→ WHAT IS NEEDED:
Return the records exactly as they are.

→ EXCERPTED RECORDS:
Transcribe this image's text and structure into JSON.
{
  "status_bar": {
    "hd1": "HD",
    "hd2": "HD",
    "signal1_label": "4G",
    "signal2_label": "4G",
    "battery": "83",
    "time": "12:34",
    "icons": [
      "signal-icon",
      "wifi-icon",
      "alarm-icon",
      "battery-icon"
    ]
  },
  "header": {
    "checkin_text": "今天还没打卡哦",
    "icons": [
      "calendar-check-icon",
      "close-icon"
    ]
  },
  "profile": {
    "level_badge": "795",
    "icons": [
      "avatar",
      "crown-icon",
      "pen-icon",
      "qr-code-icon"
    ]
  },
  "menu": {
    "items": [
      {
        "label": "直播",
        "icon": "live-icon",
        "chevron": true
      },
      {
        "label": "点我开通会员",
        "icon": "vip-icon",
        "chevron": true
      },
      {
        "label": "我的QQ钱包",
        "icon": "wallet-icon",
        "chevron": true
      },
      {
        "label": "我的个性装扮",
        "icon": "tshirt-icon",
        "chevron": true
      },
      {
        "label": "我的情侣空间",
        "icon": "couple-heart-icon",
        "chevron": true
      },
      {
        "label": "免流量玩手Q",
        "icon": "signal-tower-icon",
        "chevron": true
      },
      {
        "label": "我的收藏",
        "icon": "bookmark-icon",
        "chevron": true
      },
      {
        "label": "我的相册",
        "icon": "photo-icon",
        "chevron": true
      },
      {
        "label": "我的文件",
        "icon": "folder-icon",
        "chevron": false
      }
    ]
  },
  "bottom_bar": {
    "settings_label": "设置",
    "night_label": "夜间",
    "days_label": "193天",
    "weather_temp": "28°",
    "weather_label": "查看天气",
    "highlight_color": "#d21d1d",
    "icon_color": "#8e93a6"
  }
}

→ FULL RESPONSE:
Transcribe this image's text and structure into JSON.
{
  "status_bar": {
    "hd1": "HD",
    "hd2": "HD",
    "signal1_label": "4G",
    "signal2_label": "4G",
    "battery": "83",
    "time": "12:34",
    "icons": [
      "signal-icon",
      "wifi-icon",
      "alarm-icon",
      "battery-icon"
    ]
  },
  "header": {
    "checkin_text": "今天还没打卡哦",
    "icons": [
      "calendar-check-icon",
      "close-icon"
    ]
  },
  "profile": {
    "level_badge": "795",
    "icons": [
      "avatar",
      "crown-icon",
      "pen-icon",
      "qr-code-icon"
    ]
  },
  "menu": {
    "items": [
      {
        "label": "直播",
        "icon": "live-icon",
        "chevron": true
      },
      {
        "label": "点我开通会员",
        "icon": "vip-icon",
        "chevron": true
      },
      {
        "label": "我的QQ钱包",
        "icon": "wallet-icon",
        "chevron": true
      },
      {
        "label": "我的个性装扮",
        "icon": "tshirt-icon",
        "chevron": true
      },
      {
        "label": "我的情侣空间",
        "icon": "couple-heart-icon",
        "chevron": true
      },
      {
        "label": "免流量玩手Q",
        "icon": "signal-tower-icon",
        "chevron": true
      },
      {
        "label": "我的收藏",
        "icon": "bookmark-icon",
        "chevron": true
      },
      {
        "label": "我的相册",
        "icon": "photo-icon",
        "chevron": true
      },
      {
        "label": "我的文件",
        "icon": "folder-icon",
        "chevron": false
      }
    ]
  },
  "bottom_bar": {
    "settings_label": "设置",
    "night_label": "夜间",
    "days_label": "193天",
    "weather_temp": "28°",
    "weather_label": "查看天气",
    "highlight_color": "#d21d1d",
    "icon_color": "#8e93a6"
  }
}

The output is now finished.